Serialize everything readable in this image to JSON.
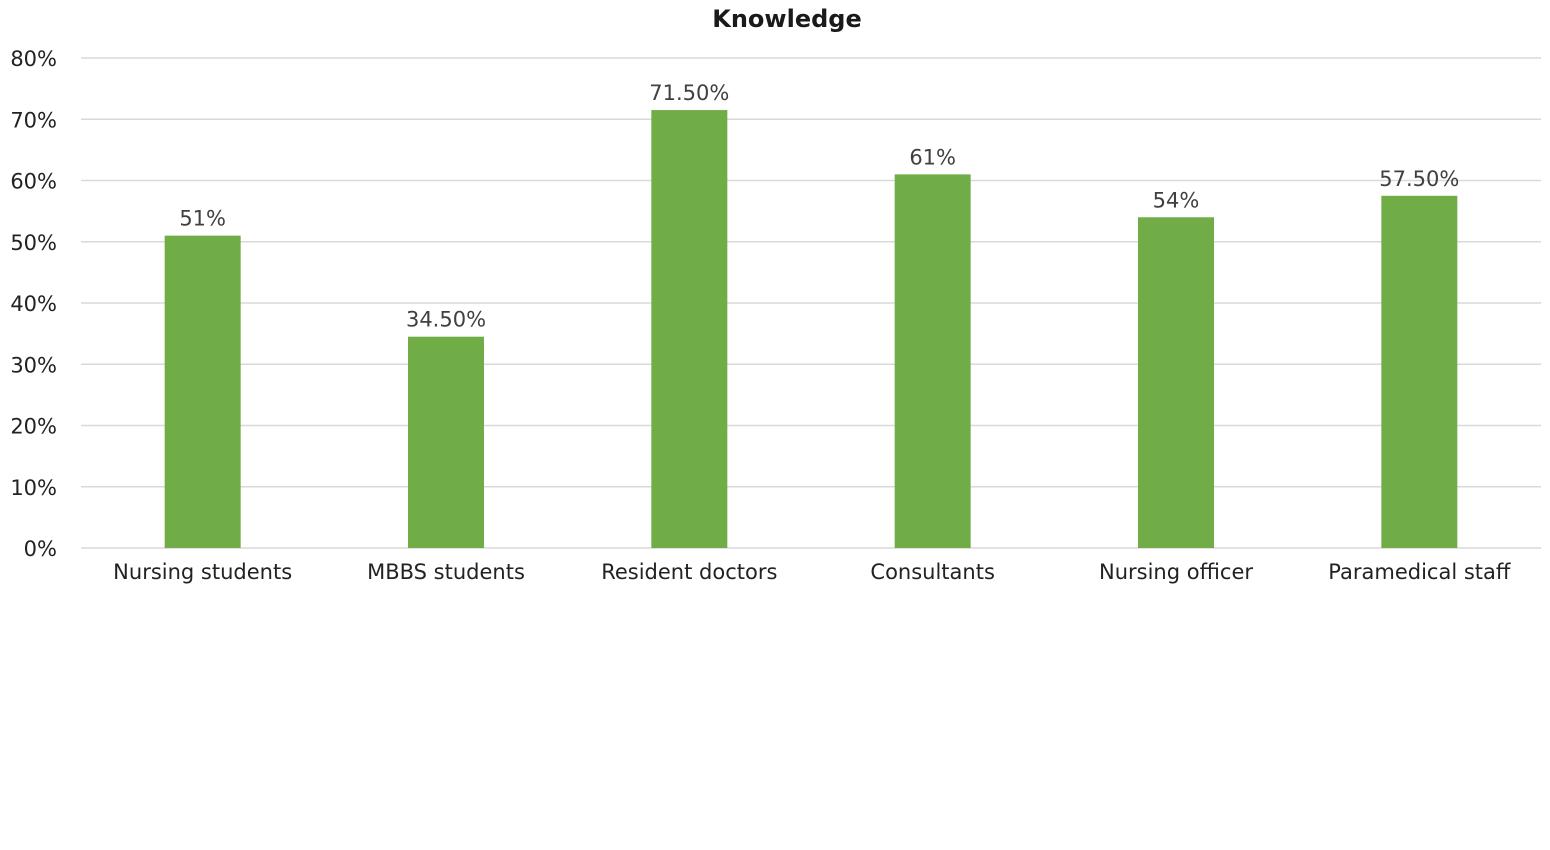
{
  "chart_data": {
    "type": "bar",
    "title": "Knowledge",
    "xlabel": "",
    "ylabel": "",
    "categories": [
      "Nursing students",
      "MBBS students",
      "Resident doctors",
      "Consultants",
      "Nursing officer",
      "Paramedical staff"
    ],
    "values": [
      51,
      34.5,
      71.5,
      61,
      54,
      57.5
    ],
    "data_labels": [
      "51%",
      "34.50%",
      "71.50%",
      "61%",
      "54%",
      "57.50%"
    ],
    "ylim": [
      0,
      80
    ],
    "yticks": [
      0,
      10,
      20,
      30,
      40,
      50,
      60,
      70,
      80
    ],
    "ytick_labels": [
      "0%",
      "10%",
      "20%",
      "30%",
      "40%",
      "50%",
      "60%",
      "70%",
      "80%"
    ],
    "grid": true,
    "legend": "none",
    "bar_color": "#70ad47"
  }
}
::::::::::
§ **TASK INSTRUCTIONS**
In your copy, leave out the pictures and reproduce the material above exactly.

§ **RESPONSE FOR THIS EXERCISE**
Serialize everything readable in this image to JSON.
{
  "chart_data": {
    "type": "bar",
    "title": "Knowledge",
    "xlabel": "",
    "ylabel": "",
    "categories": [
      "Nursing students",
      "MBBS students",
      "Resident doctors",
      "Consultants",
      "Nursing officer",
      "Paramedical staff"
    ],
    "values": [
      51,
      34.5,
      71.5,
      61,
      54,
      57.5
    ],
    "data_labels": [
      "51%",
      "34.50%",
      "71.50%",
      "61%",
      "54%",
      "57.50%"
    ],
    "ylim": [
      0,
      80
    ],
    "yticks": [
      0,
      10,
      20,
      30,
      40,
      50,
      60,
      70,
      80
    ],
    "ytick_labels": [
      "0%",
      "10%",
      "20%",
      "30%",
      "40%",
      "50%",
      "60%",
      "70%",
      "80%"
    ],
    "grid": true,
    "legend": "none",
    "bar_color": "#70ad47"
  }
}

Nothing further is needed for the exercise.